■ SUPPLIED MATERIAL:

·····

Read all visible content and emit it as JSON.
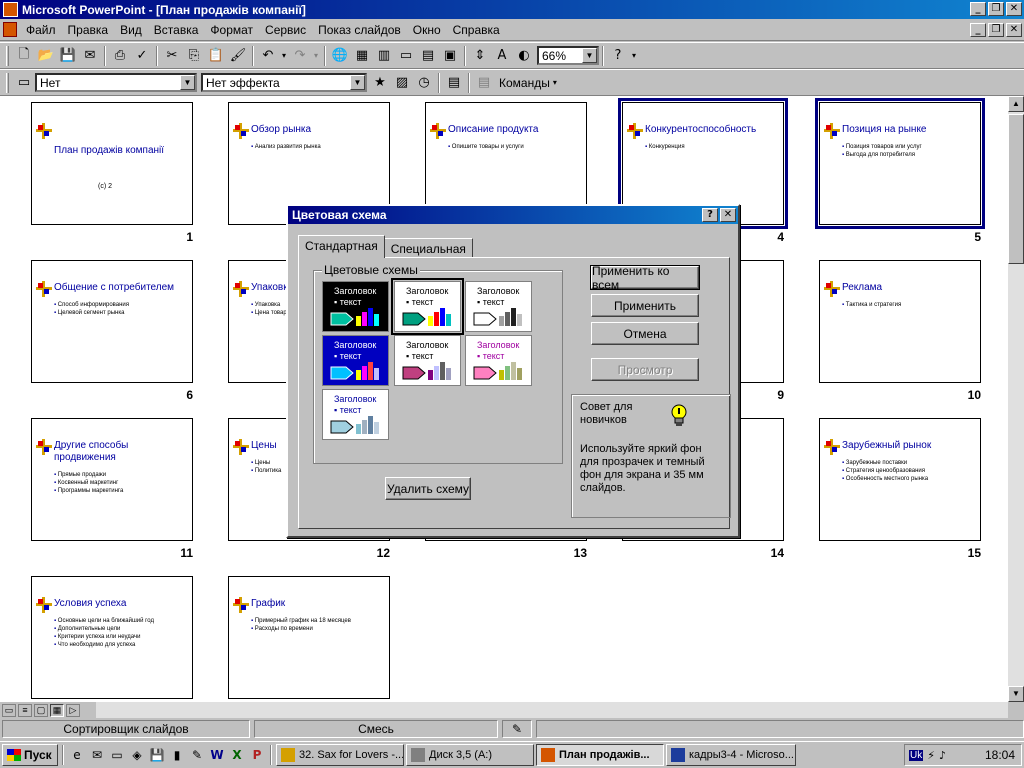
{
  "app": {
    "title": "Microsoft PowerPoint - [План продажів компанії]"
  },
  "menu": [
    "Файл",
    "Правка",
    "Вид",
    "Вставка",
    "Формат",
    "Сервис",
    "Показ слайдов",
    "Окно",
    "Справка"
  ],
  "toolbar": {
    "zoom": "66%",
    "transition_effect": "Нет",
    "text_effect": "Нет эффекта",
    "commands_label": "Команды"
  },
  "slides": [
    {
      "num": "1",
      "title": "План продажів компанії",
      "bullets": [],
      "subtitle": "(c) 2"
    },
    {
      "num": "2",
      "title": "Обзор рынка",
      "bullets": [
        "Анализ развития рынка"
      ]
    },
    {
      "num": "3",
      "title": "Описание продукта",
      "bullets": [
        "Опишите товары и услуги"
      ]
    },
    {
      "num": "4",
      "title": "Конкурентоспособность",
      "bullets": [
        "Конкуренция"
      ]
    },
    {
      "num": "5",
      "title": "Позиция на рынке",
      "bullets": [
        "Позиция товаров или услуг",
        "Выгода для потребителя"
      ]
    },
    {
      "num": "6",
      "title": "Общение с потребителем",
      "bullets": [
        "Способ информирования",
        "Целевой сегмент рынка"
      ]
    },
    {
      "num": "7",
      "title": "Упаковка",
      "bullets": [
        "Упаковка",
        "Цена товара"
      ]
    },
    {
      "num": "8",
      "title": "",
      "bullets": []
    },
    {
      "num": "9",
      "title": "стью",
      "bullets": []
    },
    {
      "num": "10",
      "title": "Реклама",
      "bullets": [
        "Тактика и стратегия"
      ]
    },
    {
      "num": "11",
      "title": "Другие способы продвижения",
      "bullets": [
        "Прямые продажи",
        "Косвенный маркетинг",
        "Программы маркетинга"
      ]
    },
    {
      "num": "12",
      "title": "Цены",
      "bullets": [
        "Цены",
        "Политика"
      ]
    },
    {
      "num": "13",
      "title": "",
      "bullets": []
    },
    {
      "num": "14",
      "title": "или",
      "bullets": []
    },
    {
      "num": "15",
      "title": "Зарубежный рынок",
      "bullets": [
        "Зарубежные поставки",
        "Стратегия ценообразования",
        "Особенность местного рынка"
      ]
    },
    {
      "num": "16",
      "title": "Условия успеха",
      "bullets": [
        "Основные цели на ближайший год",
        "Дополнительные цели",
        "Критерии успеха или неудачи",
        "Что необходимо для успеха"
      ]
    },
    {
      "num": "17",
      "title": "График",
      "bullets": [
        "Примерный график на 18 месяцев",
        "Расходы по времени"
      ]
    }
  ],
  "dialog": {
    "title": "Цветовая схема",
    "tabs": [
      "Стандартная",
      "Специальная"
    ],
    "group_label": "Цветовые схемы",
    "scheme_heading": "Заголовок",
    "scheme_text": "текст",
    "buttons": {
      "apply_all": "Применить ко всем",
      "apply": "Применить",
      "cancel": "Отмена",
      "preview": "Просмотр",
      "delete_scheme": "Удалить схему"
    },
    "tip_title": "Совет для новичков",
    "tip_text": "Используйте яркий фон для прозрачек и темный фон для экрана и 35 мм слайдов."
  },
  "status": {
    "view": "Сортировщик слайдов",
    "design": "Смесь"
  },
  "taskbar": {
    "start": "Пуск",
    "tasks": [
      "32. Sax for Lovers -...",
      "Диск 3,5 (A:)",
      "План продажів...",
      "кадры3-4 - Microso..."
    ],
    "lang": "Uk",
    "clock": "18:04"
  }
}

·····

■ PROBLEM TO SOLVE: Look through the records above and report how many lines hold the word "слайдов", giving only the number.

■ TASK OUTPUT: 3